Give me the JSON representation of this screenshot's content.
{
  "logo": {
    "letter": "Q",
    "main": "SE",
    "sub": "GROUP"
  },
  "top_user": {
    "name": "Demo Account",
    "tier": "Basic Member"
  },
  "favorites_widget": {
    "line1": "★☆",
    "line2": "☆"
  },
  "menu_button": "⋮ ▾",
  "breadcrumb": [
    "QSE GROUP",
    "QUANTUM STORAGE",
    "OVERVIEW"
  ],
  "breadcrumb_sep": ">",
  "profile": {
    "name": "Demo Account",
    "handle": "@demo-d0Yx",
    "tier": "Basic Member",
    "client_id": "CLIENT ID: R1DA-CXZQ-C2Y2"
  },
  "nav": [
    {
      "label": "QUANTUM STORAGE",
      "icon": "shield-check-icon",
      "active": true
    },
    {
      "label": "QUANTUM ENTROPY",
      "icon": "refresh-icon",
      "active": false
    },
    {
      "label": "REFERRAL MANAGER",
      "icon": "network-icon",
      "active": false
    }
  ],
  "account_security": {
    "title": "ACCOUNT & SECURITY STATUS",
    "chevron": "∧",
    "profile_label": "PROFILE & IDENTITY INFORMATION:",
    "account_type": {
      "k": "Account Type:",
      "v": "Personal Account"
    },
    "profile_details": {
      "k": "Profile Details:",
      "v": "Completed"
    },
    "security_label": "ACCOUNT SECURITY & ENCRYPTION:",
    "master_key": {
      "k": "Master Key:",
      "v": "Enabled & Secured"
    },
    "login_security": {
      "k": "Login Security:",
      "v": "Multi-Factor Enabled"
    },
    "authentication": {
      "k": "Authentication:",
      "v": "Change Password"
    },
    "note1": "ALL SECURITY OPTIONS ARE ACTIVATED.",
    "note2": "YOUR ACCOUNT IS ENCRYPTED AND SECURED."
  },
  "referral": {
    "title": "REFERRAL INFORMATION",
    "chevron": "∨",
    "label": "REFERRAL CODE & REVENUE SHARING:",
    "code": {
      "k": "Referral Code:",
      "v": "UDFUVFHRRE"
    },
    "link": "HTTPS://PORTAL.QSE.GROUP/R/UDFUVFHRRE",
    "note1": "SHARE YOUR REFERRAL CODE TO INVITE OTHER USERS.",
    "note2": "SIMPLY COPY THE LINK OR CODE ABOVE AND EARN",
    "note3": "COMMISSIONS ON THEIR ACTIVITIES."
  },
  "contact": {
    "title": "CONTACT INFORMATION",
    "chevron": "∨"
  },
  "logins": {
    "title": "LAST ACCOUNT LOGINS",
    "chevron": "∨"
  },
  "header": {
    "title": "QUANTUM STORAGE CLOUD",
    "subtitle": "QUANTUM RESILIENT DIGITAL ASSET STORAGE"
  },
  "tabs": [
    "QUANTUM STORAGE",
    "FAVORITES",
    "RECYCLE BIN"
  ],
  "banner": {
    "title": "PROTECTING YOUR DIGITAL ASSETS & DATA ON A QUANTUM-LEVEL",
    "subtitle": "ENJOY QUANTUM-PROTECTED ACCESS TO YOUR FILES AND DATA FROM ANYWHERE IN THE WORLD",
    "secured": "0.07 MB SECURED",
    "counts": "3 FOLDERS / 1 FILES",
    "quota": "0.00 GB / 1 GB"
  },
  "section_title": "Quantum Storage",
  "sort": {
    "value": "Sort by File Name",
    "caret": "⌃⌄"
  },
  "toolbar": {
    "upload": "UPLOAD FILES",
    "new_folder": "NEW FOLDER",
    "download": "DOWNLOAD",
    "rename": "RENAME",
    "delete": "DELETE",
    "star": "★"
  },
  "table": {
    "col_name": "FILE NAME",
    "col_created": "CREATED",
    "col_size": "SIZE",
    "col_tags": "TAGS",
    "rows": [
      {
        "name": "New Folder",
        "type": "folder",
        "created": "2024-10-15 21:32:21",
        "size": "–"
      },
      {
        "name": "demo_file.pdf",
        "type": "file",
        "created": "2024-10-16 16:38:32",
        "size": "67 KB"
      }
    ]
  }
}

====

Direction | Go through the data and return every record exactly.

Solution for this task |
Give me the JSON representation of this screenshot's content.
{
  "logo": {
    "letter": "Q",
    "main": "SE",
    "sub": "GROUP"
  },
  "top_user": {
    "name": "Demo Account",
    "tier": "Basic Member"
  },
  "favorites_widget": {
    "line1": "★☆",
    "line2": "☆"
  },
  "menu_button": "⋮ ▾",
  "breadcrumb": [
    "QSE GROUP",
    "QUANTUM STORAGE",
    "OVERVIEW"
  ],
  "breadcrumb_sep": ">",
  "profile": {
    "name": "Demo Account",
    "handle": "@demo-d0Yx",
    "tier": "Basic Member",
    "client_id": "CLIENT ID: R1DA-CXZQ-C2Y2"
  },
  "nav": [
    {
      "label": "QUANTUM STORAGE",
      "icon": "shield-check-icon",
      "active": true
    },
    {
      "label": "QUANTUM ENTROPY",
      "icon": "refresh-icon",
      "active": false
    },
    {
      "label": "REFERRAL MANAGER",
      "icon": "network-icon",
      "active": false
    }
  ],
  "account_security": {
    "title": "ACCOUNT & SECURITY STATUS",
    "chevron": "∧",
    "profile_label": "PROFILE & IDENTITY INFORMATION:",
    "account_type": {
      "k": "Account Type:",
      "v": "Personal Account"
    },
    "profile_details": {
      "k": "Profile Details:",
      "v": "Completed"
    },
    "security_label": "ACCOUNT SECURITY & ENCRYPTION:",
    "master_key": {
      "k": "Master Key:",
      "v": "Enabled & Secured"
    },
    "login_security": {
      "k": "Login Security:",
      "v": "Multi-Factor Enabled"
    },
    "authentication": {
      "k": "Authentication:",
      "v": "Change Password"
    },
    "note1": "ALL SECURITY OPTIONS ARE ACTIVATED.",
    "note2": "YOUR ACCOUNT IS ENCRYPTED AND SECURED."
  },
  "referral": {
    "title": "REFERRAL INFORMATION",
    "chevron": "∨",
    "label": "REFERRAL CODE & REVENUE SHARING:",
    "code": {
      "k": "Referral Code:",
      "v": "UDFUVFHRRE"
    },
    "link": "HTTPS://PORTAL.QSE.GROUP/R/UDFUVFHRRE",
    "note1": "SHARE YOUR REFERRAL CODE TO INVITE OTHER USERS.",
    "note2": "SIMPLY COPY THE LINK OR CODE ABOVE AND EARN",
    "note3": "COMMISSIONS ON THEIR ACTIVITIES."
  },
  "contact": {
    "title": "CONTACT INFORMATION",
    "chevron": "∨"
  },
  "logins": {
    "title": "LAST ACCOUNT LOGINS",
    "chevron": "∨"
  },
  "header": {
    "title": "QUANTUM STORAGE CLOUD",
    "subtitle": "QUANTUM RESILIENT DIGITAL ASSET STORAGE"
  },
  "tabs": [
    "QUANTUM STORAGE",
    "FAVORITES",
    "RECYCLE BIN"
  ],
  "banner": {
    "title": "PROTECTING YOUR DIGITAL ASSETS & DATA ON A QUANTUM-LEVEL",
    "subtitle": "ENJOY QUANTUM-PROTECTED ACCESS TO YOUR FILES AND DATA FROM ANYWHERE IN THE WORLD",
    "secured": "0.07 MB SECURED",
    "counts": "3 FOLDERS / 1 FILES",
    "quota": "0.00 GB / 1 GB"
  },
  "section_title": "Quantum Storage",
  "sort": {
    "value": "Sort by File Name",
    "caret": "⌃⌄"
  },
  "toolbar": {
    "upload": "UPLOAD FILES",
    "new_folder": "NEW FOLDER",
    "download": "DOWNLOAD",
    "rename": "RENAME",
    "delete": "DELETE",
    "star": "★"
  },
  "table": {
    "col_name": "FILE NAME",
    "col_created": "CREATED",
    "col_size": "SIZE",
    "col_tags": "TAGS",
    "rows": [
      {
        "name": "New Folder",
        "type": "folder",
        "created": "2024-10-15 21:32:21",
        "size": "–"
      },
      {
        "name": "demo_file.pdf",
        "type": "file",
        "created": "2024-10-16 16:38:32",
        "size": "67 KB"
      }
    ]
  }
}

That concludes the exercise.